[Recorded data]
━━━━━━━━━━━━━━━━━━━━━━━━━━━━━━

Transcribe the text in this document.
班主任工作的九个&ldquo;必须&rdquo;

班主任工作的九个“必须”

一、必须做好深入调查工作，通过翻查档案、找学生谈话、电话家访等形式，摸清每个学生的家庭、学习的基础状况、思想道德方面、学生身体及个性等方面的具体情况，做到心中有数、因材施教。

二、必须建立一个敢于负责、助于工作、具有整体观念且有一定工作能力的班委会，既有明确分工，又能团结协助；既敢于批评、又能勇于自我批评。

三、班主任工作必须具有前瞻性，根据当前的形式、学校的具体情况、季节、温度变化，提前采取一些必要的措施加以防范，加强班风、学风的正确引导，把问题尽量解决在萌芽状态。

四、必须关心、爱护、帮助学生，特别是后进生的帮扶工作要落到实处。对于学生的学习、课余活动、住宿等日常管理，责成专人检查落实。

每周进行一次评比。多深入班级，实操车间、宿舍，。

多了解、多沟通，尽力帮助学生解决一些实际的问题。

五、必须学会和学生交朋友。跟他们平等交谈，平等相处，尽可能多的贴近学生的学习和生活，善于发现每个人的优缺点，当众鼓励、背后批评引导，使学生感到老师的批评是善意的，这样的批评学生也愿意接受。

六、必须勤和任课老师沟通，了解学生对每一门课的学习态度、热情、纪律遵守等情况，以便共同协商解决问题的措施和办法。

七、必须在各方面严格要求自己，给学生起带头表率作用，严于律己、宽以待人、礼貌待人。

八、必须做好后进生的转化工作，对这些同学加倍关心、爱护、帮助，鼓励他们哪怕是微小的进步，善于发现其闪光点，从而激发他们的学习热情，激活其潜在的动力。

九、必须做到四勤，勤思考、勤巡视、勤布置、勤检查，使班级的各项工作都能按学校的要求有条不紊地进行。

━━━━━━━━━━━━━━━━━━━━━━━━━━━━━━

| INSTRUCTIONS TO FOLLOW |
Give the number of lines in the records above that contain the word "班主任工作的九个". Reply with that number alone.

| ANSWER IN FULL |
2